» Data supplied
------------
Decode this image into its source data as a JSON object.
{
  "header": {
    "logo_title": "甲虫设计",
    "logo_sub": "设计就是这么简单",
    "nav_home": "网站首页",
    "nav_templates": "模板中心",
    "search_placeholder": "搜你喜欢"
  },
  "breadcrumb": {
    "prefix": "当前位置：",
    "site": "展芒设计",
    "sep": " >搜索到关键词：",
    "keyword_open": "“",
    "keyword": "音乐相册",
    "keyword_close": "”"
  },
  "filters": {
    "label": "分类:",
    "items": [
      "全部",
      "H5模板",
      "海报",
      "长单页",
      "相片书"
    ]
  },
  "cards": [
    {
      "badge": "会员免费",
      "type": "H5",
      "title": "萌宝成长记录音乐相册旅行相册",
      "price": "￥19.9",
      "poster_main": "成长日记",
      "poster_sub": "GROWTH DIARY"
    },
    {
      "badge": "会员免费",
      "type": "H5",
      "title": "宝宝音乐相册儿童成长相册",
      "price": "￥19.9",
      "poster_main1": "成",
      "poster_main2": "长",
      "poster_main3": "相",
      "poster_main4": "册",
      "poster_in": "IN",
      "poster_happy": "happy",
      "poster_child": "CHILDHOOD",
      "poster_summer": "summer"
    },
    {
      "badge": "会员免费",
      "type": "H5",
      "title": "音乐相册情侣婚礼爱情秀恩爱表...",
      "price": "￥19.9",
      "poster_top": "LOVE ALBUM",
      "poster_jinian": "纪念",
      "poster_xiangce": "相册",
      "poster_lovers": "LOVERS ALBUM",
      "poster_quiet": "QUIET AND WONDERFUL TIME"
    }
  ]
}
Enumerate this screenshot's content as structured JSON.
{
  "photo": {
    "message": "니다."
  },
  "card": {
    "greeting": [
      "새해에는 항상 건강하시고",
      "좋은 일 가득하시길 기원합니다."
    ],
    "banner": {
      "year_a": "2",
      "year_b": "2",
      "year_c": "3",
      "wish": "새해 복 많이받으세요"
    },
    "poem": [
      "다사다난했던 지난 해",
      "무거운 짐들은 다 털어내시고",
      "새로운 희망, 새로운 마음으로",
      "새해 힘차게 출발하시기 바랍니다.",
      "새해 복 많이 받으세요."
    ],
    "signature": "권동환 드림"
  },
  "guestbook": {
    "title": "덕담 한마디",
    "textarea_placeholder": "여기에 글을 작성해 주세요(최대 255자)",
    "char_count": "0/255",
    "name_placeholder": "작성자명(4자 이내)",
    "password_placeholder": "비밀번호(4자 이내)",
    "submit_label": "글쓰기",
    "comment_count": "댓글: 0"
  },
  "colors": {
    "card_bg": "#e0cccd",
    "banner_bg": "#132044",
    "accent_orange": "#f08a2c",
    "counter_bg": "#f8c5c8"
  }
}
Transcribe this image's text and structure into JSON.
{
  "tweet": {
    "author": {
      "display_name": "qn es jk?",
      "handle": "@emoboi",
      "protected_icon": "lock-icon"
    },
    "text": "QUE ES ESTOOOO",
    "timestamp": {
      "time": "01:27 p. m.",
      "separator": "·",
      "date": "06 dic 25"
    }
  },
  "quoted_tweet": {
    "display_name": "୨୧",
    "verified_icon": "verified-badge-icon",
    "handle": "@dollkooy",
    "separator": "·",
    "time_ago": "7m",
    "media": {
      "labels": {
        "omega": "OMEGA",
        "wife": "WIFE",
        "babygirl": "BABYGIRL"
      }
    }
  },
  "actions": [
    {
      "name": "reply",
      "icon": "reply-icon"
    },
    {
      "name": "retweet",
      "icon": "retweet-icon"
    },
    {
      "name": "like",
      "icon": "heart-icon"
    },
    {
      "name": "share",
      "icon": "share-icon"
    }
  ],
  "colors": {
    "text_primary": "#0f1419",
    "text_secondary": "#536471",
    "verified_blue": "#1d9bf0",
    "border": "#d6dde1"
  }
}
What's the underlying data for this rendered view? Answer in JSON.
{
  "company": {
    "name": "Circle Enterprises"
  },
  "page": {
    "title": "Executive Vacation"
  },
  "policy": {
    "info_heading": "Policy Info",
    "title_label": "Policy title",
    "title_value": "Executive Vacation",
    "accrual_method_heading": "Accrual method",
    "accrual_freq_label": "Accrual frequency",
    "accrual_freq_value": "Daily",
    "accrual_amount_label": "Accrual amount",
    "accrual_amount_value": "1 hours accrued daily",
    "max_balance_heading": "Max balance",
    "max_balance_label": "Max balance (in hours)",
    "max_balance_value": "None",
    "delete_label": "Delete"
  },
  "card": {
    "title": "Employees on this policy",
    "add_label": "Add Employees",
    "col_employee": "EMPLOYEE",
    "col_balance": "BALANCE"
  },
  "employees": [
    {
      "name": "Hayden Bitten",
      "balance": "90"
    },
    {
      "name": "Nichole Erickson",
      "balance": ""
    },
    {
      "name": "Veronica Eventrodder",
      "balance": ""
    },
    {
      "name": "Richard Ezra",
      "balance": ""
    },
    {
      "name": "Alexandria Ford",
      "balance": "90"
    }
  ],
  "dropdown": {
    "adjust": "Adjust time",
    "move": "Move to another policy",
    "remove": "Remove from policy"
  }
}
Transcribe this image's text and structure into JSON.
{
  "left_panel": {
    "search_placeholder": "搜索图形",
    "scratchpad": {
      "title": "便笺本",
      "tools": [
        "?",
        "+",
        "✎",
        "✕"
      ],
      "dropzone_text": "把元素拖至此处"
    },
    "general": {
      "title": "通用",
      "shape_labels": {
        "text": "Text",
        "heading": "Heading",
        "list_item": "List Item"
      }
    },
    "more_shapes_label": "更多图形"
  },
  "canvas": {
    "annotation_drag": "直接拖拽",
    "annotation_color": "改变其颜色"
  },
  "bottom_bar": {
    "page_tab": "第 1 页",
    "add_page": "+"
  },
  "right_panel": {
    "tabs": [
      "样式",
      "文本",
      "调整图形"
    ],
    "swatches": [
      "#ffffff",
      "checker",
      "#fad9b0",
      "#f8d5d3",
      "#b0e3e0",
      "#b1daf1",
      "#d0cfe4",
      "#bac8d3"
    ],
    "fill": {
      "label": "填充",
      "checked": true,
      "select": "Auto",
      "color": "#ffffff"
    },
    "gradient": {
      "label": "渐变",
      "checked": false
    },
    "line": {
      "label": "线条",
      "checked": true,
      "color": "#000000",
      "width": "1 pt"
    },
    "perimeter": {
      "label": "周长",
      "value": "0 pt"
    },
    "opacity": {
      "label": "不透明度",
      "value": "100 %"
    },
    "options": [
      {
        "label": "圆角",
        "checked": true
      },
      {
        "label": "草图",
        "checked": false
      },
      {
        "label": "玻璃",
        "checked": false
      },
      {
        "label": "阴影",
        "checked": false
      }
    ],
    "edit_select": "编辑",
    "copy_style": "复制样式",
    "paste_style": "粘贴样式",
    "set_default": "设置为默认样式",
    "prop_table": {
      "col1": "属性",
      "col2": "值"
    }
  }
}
------------
» What you need to do
Which lines contain the word "Executive"? Copy each one.

» Solution to this problem
    "title": "Executive Vacation"
    "title_value": "Executive Vacation",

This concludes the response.